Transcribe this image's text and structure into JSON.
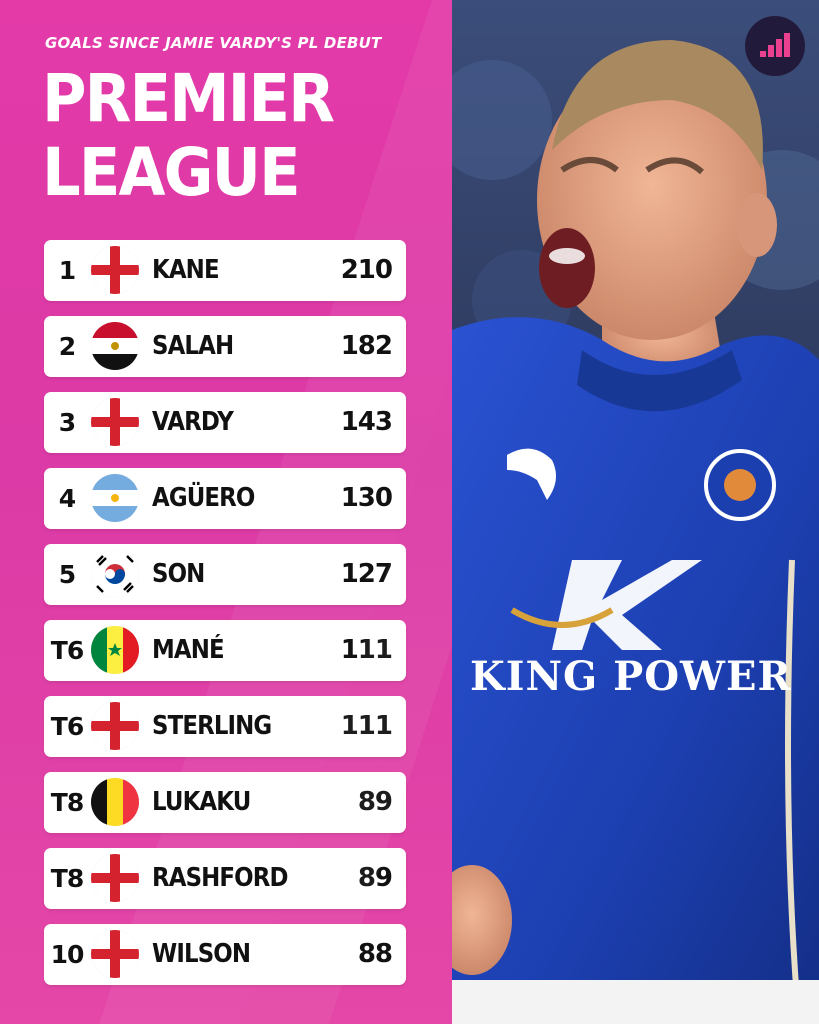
{
  "header": {
    "subtitle": "GOALS SINCE JAMIE VARDY'S PL DEBUT",
    "title_line1": "PREMIER",
    "title_line2": "LEAGUE"
  },
  "rows": [
    {
      "rank": "1",
      "flag": "england-flag-icon",
      "name": "KANE",
      "goals": "210"
    },
    {
      "rank": "2",
      "flag": "egypt-flag-icon",
      "name": "SALAH",
      "goals": "182"
    },
    {
      "rank": "3",
      "flag": "england-flag-icon",
      "name": "VARDY",
      "goals": "143"
    },
    {
      "rank": "4",
      "flag": "argentina-flag-icon",
      "name": "AGÜERO",
      "goals": "130"
    },
    {
      "rank": "5",
      "flag": "south-korea-flag-icon",
      "name": "SON",
      "goals": "127"
    },
    {
      "rank": "T6",
      "flag": "senegal-flag-icon",
      "name": "MANÉ",
      "goals": "111"
    },
    {
      "rank": "T6",
      "flag": "england-flag-icon",
      "name": "STERLING",
      "goals": "111"
    },
    {
      "rank": "T8",
      "flag": "belgium-flag-icon",
      "name": "LUKAKU",
      "goals": "89"
    },
    {
      "rank": "T8",
      "flag": "england-flag-icon",
      "name": "RASHFORD",
      "goals": "89"
    },
    {
      "rank": "10",
      "flag": "england-flag-icon",
      "name": "WILSON",
      "goals": "88"
    }
  ],
  "photo": {
    "shirt_sponsor": "KING POWER"
  },
  "colors": {
    "panel": "#e03aa7",
    "shirt": "#1c3fb0",
    "logo_bg": "#221a3a"
  }
}
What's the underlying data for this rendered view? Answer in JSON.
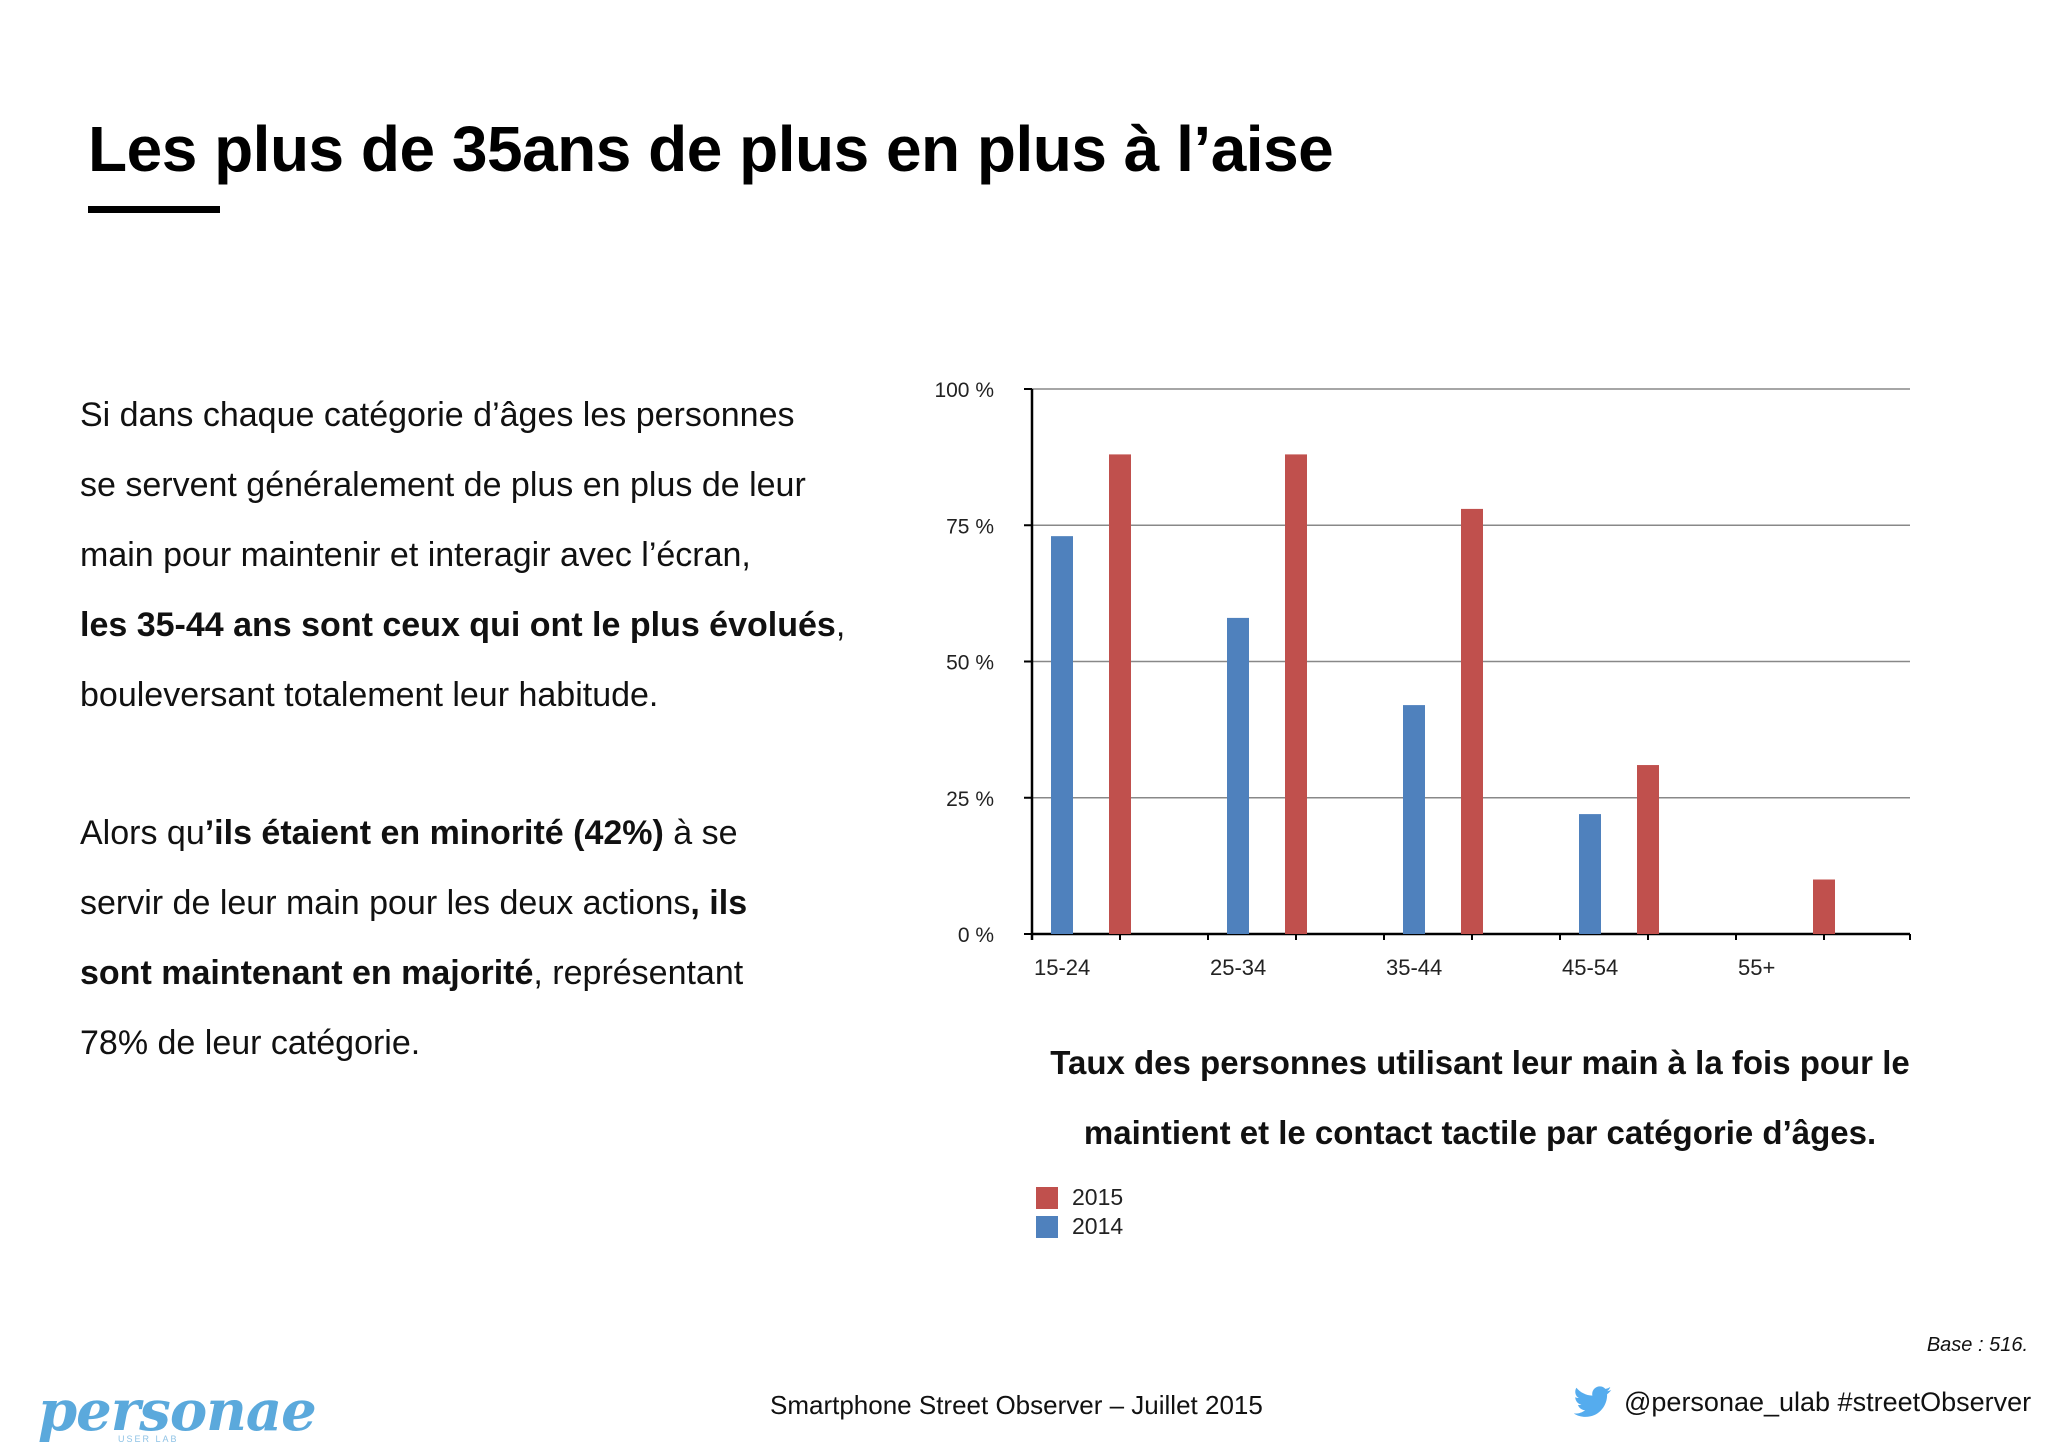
{
  "slide": {
    "title": "Les plus de 35ans de plus en plus à l’aise"
  },
  "body": {
    "p1_line1": "Si dans chaque catégorie d’âges les personnes",
    "p1_line2": "se servent généralement de plus en plus de leur",
    "p1_line3": "main pour maintenir et interagir avec l’écran,",
    "p1_line4_bold": "les 35-44 ans sont ceux qui ont le plus évolués",
    "p1_line4_after": ",",
    "p1_line5": "bouleversant totalement leur habitude.",
    "p2_line1_pre": "Alors qu",
    "p2_line1_bold": "’ils étaient en minorité (42%)",
    "p2_line1_post": " à se",
    "p2_line2_pre": "servir de leur main pour les deux actions",
    "p2_line2_bold": ", ils",
    "p2_line3_bold": "sont maintenant en majorité",
    "p2_line3_post": ", représentant",
    "p2_line4": "78% de leur catégorie."
  },
  "chart_caption": {
    "line1": "Taux des personnes utilisant leur main à la fois pour  le",
    "line2": "maintient et le contact tactile par catégorie d’âges."
  },
  "chart_data": {
    "type": "bar",
    "title": "Taux des personnes utilisant leur main à la fois pour  le maintient et le contact tactile par catégorie d’âges.",
    "categories": [
      "15-24",
      "25-34",
      "35-44",
      "45-54",
      "55+"
    ],
    "series": [
      {
        "name": "2014",
        "color": "#4f81bd",
        "values": [
          73,
          58,
          42,
          22,
          0
        ]
      },
      {
        "name": "2015",
        "color": "#c0504d",
        "values": [
          88,
          88,
          78,
          31,
          10
        ]
      }
    ],
    "ylim": [
      0,
      100
    ],
    "yticks": [
      0,
      25,
      50,
      75,
      100
    ],
    "ytick_labels": [
      "0 %",
      "25 %",
      "50 %",
      "75 %",
      "100 %"
    ],
    "grid": true,
    "legend": {
      "placement": "bottom-left",
      "order": [
        "2015",
        "2014"
      ]
    }
  },
  "footer": {
    "base": "Base : 516.",
    "center": "Smartphone Street Observer – Juillet 2015",
    "social": "@personae_ulab #streetObserver",
    "logo_text": "personae",
    "logo_sub": "USER LAB"
  }
}
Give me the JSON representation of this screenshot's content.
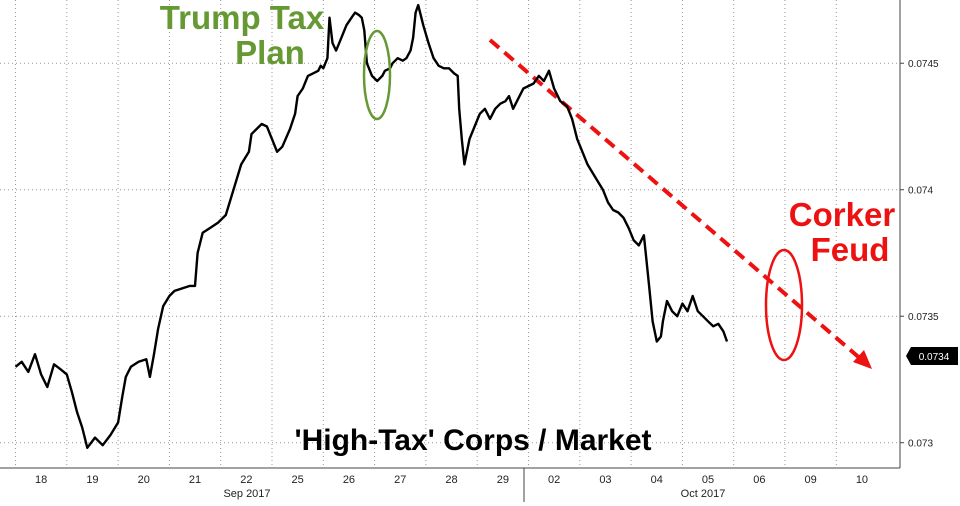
{
  "chart_data": {
    "type": "line",
    "title": "'High-Tax' Corps / Market",
    "xlabel": "",
    "ylabel": "",
    "x_tick_labels": [
      "18",
      "19",
      "20",
      "21",
      "22",
      "25",
      "26",
      "27",
      "28",
      "29",
      "02",
      "03",
      "04",
      "05",
      "06",
      "09",
      "10"
    ],
    "month_labels": [
      "Sep 2017",
      "Oct 2017"
    ],
    "y_ticks": [
      0.073,
      0.0735,
      0.074,
      0.0745
    ],
    "y_tick_labels": [
      "0.073",
      "0.0735",
      "0.074",
      "0.0745"
    ],
    "ylim": [
      0.0729,
      0.07475
    ],
    "grid": true,
    "last_value_label": "0.0734",
    "series": [
      {
        "values": [
          [
            0.0,
            0.0733
          ],
          [
            0.12,
            0.07332
          ],
          [
            0.25,
            0.07328
          ],
          [
            0.38,
            0.07335
          ],
          [
            0.5,
            0.07327
          ],
          [
            0.62,
            0.07322
          ],
          [
            0.75,
            0.07331
          ],
          [
            0.88,
            0.07329
          ],
          [
            1.0,
            0.07327
          ],
          [
            1.1,
            0.0732
          ],
          [
            1.2,
            0.07312
          ],
          [
            1.3,
            0.07306
          ],
          [
            1.4,
            0.07298
          ],
          [
            1.55,
            0.07302
          ],
          [
            1.7,
            0.07299
          ],
          [
            1.85,
            0.07303
          ],
          [
            2.0,
            0.07308
          ],
          [
            2.08,
            0.07318
          ],
          [
            2.15,
            0.07326
          ],
          [
            2.25,
            0.0733
          ],
          [
            2.4,
            0.07332
          ],
          [
            2.55,
            0.07333
          ],
          [
            2.62,
            0.07326
          ],
          [
            2.7,
            0.07335
          ],
          [
            2.78,
            0.07345
          ],
          [
            2.88,
            0.07354
          ],
          [
            3.0,
            0.07358
          ],
          [
            3.1,
            0.0736
          ],
          [
            3.25,
            0.07361
          ],
          [
            3.4,
            0.07362
          ],
          [
            3.5,
            0.07362
          ],
          [
            3.55,
            0.07375
          ],
          [
            3.65,
            0.07383
          ],
          [
            3.8,
            0.07385
          ],
          [
            3.95,
            0.07387
          ],
          [
            4.1,
            0.0739
          ],
          [
            4.25,
            0.074
          ],
          [
            4.4,
            0.0741
          ],
          [
            4.55,
            0.07415
          ],
          [
            4.6,
            0.07422
          ],
          [
            4.7,
            0.07424
          ],
          [
            4.8,
            0.07426
          ],
          [
            4.9,
            0.07425
          ],
          [
            5.0,
            0.0742
          ],
          [
            5.1,
            0.07415
          ],
          [
            5.2,
            0.07417
          ],
          [
            5.35,
            0.07424
          ],
          [
            5.45,
            0.0743
          ],
          [
            5.5,
            0.07437
          ],
          [
            5.6,
            0.0744
          ],
          [
            5.7,
            0.07445
          ],
          [
            5.8,
            0.07446
          ],
          [
            5.9,
            0.07447
          ],
          [
            5.95,
            0.07449
          ],
          [
            6.0,
            0.07448
          ],
          [
            6.08,
            0.07452
          ],
          [
            6.12,
            0.07468
          ],
          [
            6.18,
            0.07458
          ],
          [
            6.25,
            0.07455
          ],
          [
            6.35,
            0.0746
          ],
          [
            6.45,
            0.07465
          ],
          [
            6.55,
            0.07468
          ],
          [
            6.62,
            0.0747
          ],
          [
            6.7,
            0.07469
          ],
          [
            6.75,
            0.07468
          ],
          [
            6.8,
            0.07463
          ],
          [
            6.85,
            0.0745
          ],
          [
            6.95,
            0.07445
          ],
          [
            7.05,
            0.07443
          ],
          [
            7.15,
            0.07445
          ],
          [
            7.2,
            0.07447
          ],
          [
            7.3,
            0.07448
          ],
          [
            7.35,
            0.0745
          ],
          [
            7.45,
            0.07452
          ],
          [
            7.55,
            0.07451
          ],
          [
            7.62,
            0.07452
          ],
          [
            7.7,
            0.07455
          ],
          [
            7.75,
            0.0746
          ],
          [
            7.8,
            0.0747
          ],
          [
            7.85,
            0.07473
          ],
          [
            7.95,
            0.07465
          ],
          [
            8.05,
            0.07458
          ],
          [
            8.15,
            0.07452
          ],
          [
            8.25,
            0.07449
          ],
          [
            8.35,
            0.07448
          ],
          [
            8.45,
            0.07448
          ],
          [
            8.55,
            0.07446
          ],
          [
            8.62,
            0.07445
          ],
          [
            8.65,
            0.07432
          ],
          [
            8.7,
            0.0742
          ],
          [
            8.75,
            0.0741
          ],
          [
            8.85,
            0.0742
          ],
          [
            8.95,
            0.07425
          ],
          [
            9.05,
            0.0743
          ],
          [
            9.15,
            0.07432
          ],
          [
            9.25,
            0.07428
          ],
          [
            9.35,
            0.07432
          ],
          [
            9.45,
            0.07434
          ],
          [
            9.55,
            0.07435
          ],
          [
            9.62,
            0.07437
          ],
          [
            9.7,
            0.07432
          ],
          [
            9.8,
            0.07436
          ],
          [
            9.9,
            0.0744
          ],
          [
            10.0,
            0.07441
          ],
          [
            10.1,
            0.07442
          ],
          [
            10.2,
            0.07445
          ],
          [
            10.3,
            0.07443
          ],
          [
            10.4,
            0.07447
          ],
          [
            10.5,
            0.0744
          ],
          [
            10.62,
            0.07435
          ],
          [
            10.75,
            0.07433
          ],
          [
            10.85,
            0.07428
          ],
          [
            10.95,
            0.0742
          ],
          [
            11.05,
            0.07415
          ],
          [
            11.15,
            0.0741
          ],
          [
            11.3,
            0.07405
          ],
          [
            11.45,
            0.074
          ],
          [
            11.55,
            0.07395
          ],
          [
            11.65,
            0.07392
          ],
          [
            11.75,
            0.07391
          ],
          [
            11.85,
            0.07389
          ],
          [
            11.95,
            0.07385
          ],
          [
            12.05,
            0.0738
          ],
          [
            12.15,
            0.07378
          ],
          [
            12.25,
            0.07382
          ],
          [
            12.35,
            0.07362
          ],
          [
            12.42,
            0.07348
          ],
          [
            12.5,
            0.0734
          ],
          [
            12.58,
            0.07342
          ],
          [
            12.62,
            0.07348
          ],
          [
            12.7,
            0.07356
          ],
          [
            12.8,
            0.07352
          ],
          [
            12.9,
            0.0735
          ],
          [
            13.0,
            0.07355
          ],
          [
            13.1,
            0.07352
          ],
          [
            13.2,
            0.07358
          ],
          [
            13.3,
            0.07352
          ],
          [
            13.4,
            0.0735
          ],
          [
            13.5,
            0.07348
          ],
          [
            13.6,
            0.07346
          ],
          [
            13.7,
            0.07347
          ],
          [
            13.8,
            0.07344
          ],
          [
            13.87,
            0.0734
          ]
        ]
      }
    ],
    "annotations": [
      {
        "text_lines": [
          "Trump Tax",
          "Plan"
        ],
        "color": "#669933"
      },
      {
        "text_lines": [
          "Corker",
          "Feud"
        ],
        "color": "#ee1111"
      }
    ],
    "colors": {
      "line": "#000000",
      "trend_arrow": "#ee1111",
      "green": "#669933",
      "red": "#ee1111",
      "grid": "#999999",
      "last_value_bg": "#000000"
    }
  }
}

• What to produce
Scan the lines for the string "name". Pick out every line that has it.

• Output for this task
      "name": "KANE",
      "name": "SALAH",
      "name": "VARDY",
      "name": "AGÜERO",
      "name": "SON",
      "name": "MANÉ",
      "name": "STERLING",
      "name": "LUKAKU",
      "name": "RASHFORD",
      "name": "WILSON",
        "name": "2014",
        "name": "2015",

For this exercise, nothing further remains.